[Excerpt from a dataset]
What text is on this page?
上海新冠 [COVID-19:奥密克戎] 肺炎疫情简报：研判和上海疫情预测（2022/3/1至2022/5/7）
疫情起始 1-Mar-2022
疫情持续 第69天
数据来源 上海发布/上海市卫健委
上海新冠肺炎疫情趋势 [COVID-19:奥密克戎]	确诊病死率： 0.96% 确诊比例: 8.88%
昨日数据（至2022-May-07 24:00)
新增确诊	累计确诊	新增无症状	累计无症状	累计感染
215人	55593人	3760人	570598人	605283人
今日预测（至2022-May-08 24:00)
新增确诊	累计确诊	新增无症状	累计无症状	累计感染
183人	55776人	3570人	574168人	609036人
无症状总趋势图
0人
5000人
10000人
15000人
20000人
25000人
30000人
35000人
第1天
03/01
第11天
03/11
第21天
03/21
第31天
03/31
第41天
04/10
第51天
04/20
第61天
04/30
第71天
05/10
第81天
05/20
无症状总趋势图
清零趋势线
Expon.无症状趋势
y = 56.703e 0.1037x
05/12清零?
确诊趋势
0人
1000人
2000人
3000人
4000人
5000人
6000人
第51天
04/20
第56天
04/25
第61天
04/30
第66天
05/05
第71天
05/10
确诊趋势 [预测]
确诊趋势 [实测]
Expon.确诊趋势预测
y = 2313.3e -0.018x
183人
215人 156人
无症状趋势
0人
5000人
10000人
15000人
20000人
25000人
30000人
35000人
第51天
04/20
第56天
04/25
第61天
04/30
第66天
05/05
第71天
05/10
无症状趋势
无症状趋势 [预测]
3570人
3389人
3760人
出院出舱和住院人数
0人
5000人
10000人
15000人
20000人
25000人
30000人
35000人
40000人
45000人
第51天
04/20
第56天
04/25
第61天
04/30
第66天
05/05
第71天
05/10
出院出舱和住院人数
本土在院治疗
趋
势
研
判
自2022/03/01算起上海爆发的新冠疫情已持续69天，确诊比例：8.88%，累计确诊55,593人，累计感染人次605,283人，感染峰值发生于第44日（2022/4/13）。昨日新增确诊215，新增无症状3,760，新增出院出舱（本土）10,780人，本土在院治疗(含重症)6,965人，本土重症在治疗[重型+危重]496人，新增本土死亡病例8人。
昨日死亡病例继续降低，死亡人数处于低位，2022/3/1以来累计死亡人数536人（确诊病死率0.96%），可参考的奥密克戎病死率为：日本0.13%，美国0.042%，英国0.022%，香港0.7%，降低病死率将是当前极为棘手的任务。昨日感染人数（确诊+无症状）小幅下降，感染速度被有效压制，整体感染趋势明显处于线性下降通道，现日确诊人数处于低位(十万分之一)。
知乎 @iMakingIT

▸ Problem to solve: Write out all the entries exactly.

▸ In response:
What text is on this page?
上海新冠 [COVID-19:奥密克戎] 肺炎疫情简报：研判和上海疫情预测（2022/3/1至2022/5/7）
疫情起始 1-Mar-2022
疫情持续 第69天
数据来源 上海发布/上海市卫健委
上海新冠肺炎疫情趋势 [COVID-19:奥密克戎]	确诊病死率： 0.96% 确诊比例: 8.88%
昨日数据（至2022-May-07 24:00)
新增确诊	累计确诊	新增无症状	累计无症状	累计感染
215人	55593人	3760人	570598人	605283人
今日预测（至2022-May-08 24:00)
新增确诊	累计确诊	新增无症状	累计无症状	累计感染
183人	55776人	3570人	574168人	609036人
无症状总趋势图
0人
5000人
10000人
15000人
20000人
25000人
30000人
35000人
第1天
03/01
第11天
03/11
第21天
03/21
第31天
03/31
第41天
04/10
第51天
04/20
第61天
04/30
第71天
05/10
第81天
05/20
无症状总趋势图
清零趋势线
Expon.无症状趋势
y = 56.703e 0.1037x
05/12清零?
确诊趋势
0人
1000人
2000人
3000人
4000人
5000人
6000人
第51天
04/20
第56天
04/25
第61天
04/30
第66天
05/05
第71天
05/10
确诊趋势 [预测]
确诊趋势 [实测]
Expon.确诊趋势预测
y = 2313.3e -0.018x
183人
215人 156人
无症状趋势
0人
5000人
10000人
15000人
20000人
25000人
30000人
35000人
第51天
04/20
第56天
04/25
第61天
04/30
第66天
05/05
第71天
05/10
无症状趋势
无症状趋势 [预测]
3570人
3389人
3760人
出院出舱和住院人数
0人
5000人
10000人
15000人
20000人
25000人
30000人
35000人
40000人
45000人
第51天
04/20
第56天
04/25
第61天
04/30
第66天
05/05
第71天
05/10
出院出舱和住院人数
本土在院治疗
趋
势
研
判
自2022/03/01算起上海爆发的新冠疫情已持续69天，确诊比例：8.88%，累计确诊55,593人，累计感染人次605,283人，感染峰值发生于第44日（2022/4/13）。昨日新增确诊215，新增无症状3,760，新增出院出舱（本土）10,780人，本土在院治疗(含重症)6,965人，本土重症在治疗[重型+危重]496人，新增本土死亡病例8人。
昨日死亡病例继续降低，死亡人数处于低位，2022/3/1以来累计死亡人数536人（确诊病死率0.96%），可参考的奥密克戎病死率为：日本0.13%，美国0.042%，英国0.022%，香港0.7%，降低病死率将是当前极为棘手的任务。昨日感染人数（确诊+无症状）小幅下降，感染速度被有效压制，整体感染趋势明显处于线性下降通道，现日确诊人数处于低位(十万分之一)。
知乎 @iMakingIT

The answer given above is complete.